Records:
• • • • •
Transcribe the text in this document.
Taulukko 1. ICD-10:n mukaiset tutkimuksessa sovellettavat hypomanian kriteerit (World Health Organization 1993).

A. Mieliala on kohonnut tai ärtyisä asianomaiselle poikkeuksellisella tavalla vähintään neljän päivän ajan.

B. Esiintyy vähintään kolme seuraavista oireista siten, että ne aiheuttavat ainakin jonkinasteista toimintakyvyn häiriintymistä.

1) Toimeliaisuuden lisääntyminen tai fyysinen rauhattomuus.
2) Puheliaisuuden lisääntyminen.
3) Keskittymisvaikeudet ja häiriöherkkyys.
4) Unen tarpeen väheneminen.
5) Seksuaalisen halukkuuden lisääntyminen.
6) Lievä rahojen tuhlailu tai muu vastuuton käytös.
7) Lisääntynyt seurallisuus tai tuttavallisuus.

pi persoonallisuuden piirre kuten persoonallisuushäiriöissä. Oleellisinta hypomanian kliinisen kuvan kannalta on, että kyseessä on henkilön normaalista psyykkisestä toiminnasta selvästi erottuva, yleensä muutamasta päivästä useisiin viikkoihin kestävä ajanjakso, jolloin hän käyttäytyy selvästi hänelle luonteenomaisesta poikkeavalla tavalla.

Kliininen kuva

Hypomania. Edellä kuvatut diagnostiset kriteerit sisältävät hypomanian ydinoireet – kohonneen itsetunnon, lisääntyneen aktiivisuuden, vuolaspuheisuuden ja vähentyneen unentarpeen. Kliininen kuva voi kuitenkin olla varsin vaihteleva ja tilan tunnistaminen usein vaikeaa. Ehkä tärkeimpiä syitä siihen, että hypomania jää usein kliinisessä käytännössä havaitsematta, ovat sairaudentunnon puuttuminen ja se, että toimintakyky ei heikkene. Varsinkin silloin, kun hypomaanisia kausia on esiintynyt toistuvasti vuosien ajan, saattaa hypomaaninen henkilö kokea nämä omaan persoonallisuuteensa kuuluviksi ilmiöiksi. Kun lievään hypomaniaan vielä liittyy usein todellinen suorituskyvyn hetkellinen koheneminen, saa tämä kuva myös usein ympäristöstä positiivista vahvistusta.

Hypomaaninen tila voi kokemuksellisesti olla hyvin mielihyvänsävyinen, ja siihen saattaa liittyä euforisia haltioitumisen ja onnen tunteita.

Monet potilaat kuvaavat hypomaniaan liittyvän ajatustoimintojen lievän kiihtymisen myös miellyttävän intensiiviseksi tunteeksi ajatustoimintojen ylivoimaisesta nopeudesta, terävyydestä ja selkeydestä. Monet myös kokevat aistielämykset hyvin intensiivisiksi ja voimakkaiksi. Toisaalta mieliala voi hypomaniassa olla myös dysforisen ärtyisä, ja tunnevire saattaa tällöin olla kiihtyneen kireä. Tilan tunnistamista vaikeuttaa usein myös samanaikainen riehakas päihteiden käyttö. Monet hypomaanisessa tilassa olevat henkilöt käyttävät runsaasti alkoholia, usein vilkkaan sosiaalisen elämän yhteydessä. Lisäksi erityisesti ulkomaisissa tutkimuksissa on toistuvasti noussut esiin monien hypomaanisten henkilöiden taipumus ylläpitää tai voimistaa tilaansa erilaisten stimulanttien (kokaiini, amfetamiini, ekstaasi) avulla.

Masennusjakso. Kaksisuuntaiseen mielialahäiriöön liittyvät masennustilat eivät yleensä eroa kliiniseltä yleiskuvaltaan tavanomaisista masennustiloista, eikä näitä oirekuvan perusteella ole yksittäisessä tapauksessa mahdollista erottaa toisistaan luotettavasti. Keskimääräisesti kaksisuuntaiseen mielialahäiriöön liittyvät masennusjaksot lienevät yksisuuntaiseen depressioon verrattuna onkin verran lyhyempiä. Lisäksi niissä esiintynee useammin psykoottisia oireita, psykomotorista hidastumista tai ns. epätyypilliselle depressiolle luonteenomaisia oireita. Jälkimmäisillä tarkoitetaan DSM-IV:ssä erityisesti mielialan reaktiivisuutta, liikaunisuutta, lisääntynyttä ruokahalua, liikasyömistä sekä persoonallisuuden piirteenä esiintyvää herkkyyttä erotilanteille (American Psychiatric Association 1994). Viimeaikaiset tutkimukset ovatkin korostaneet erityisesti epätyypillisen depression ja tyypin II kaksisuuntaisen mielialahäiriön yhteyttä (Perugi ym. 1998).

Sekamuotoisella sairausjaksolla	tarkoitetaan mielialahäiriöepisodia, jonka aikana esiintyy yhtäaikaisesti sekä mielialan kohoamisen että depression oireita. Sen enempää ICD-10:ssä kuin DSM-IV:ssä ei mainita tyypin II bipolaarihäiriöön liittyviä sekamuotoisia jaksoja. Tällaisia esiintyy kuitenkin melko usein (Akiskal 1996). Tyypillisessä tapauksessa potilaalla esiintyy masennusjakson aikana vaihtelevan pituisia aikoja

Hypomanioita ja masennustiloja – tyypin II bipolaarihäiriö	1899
• • • • •
→ **WHAT YOU WILL DO**
Select, from the listing, all lines that include the word "tyypin".

→ **COMPLETED TASK**
Masennusjakso. Kaksisuuntaiseen mielialahäiriöön liittyvät masennustilat eivät yleensä eroa kliiniseltä yleiskuvaltaan tavanomaisista masennustiloista, eikä näitä oirekuvan perusteella ole yksittäisessä tapauksessa mahdollista erottaa toisistaan luotettavasti. Keskimääräisesti kaksisuuntaiseen mielialahäiriöön liittyvät masennusjaksot lienevät yksisuuntaiseen depressioon verrattuna onkin verran lyhyempiä. Lisäksi niissä esiintynee useammin psykoottisia oireita, psykomotorista hidastumista tai ns. epätyypilliselle depressiolle luonteenomaisia oireita. Jälkimmäisillä tarkoitetaan DSM-IV:ssä erityisesti mielialan reaktiivisuutta, liikaunisuutta, lisääntynyttä ruokahalua, liikasyömistä sekä persoonallisuuden piirteenä esiintyvää herkkyyttä erotilanteille (American Psychiatric Association 1994). Viimeaikaiset tutkimukset ovatkin korostaneet erityisesti epätyypillisen depression ja tyypin II kaksisuuntaisen mielialahäiriön yhteyttä (Perugi ym. 1998).
Sekamuotoisella sairausjaksolla	tarkoitetaan mielialahäiriöepisodia, jonka aikana esiintyy yhtäaikaisesti sekä mielialan kohoamisen että depression oireita. Sen enempää ICD-10:ssä kuin DSM-IV:ssä ei mainita tyypin II bipolaarihäiriöön liittyviä sekamuotoisia jaksoja. Tällaisia esiintyy kuitenkin melko usein (Akiskal 1996). Tyypillisessä tapauksessa potilaalla esiintyy masennusjakson aikana vaihtelevan pituisia aikoja
Hypomanioita ja masennustiloja – tyypin II bipolaarihäiriö	1899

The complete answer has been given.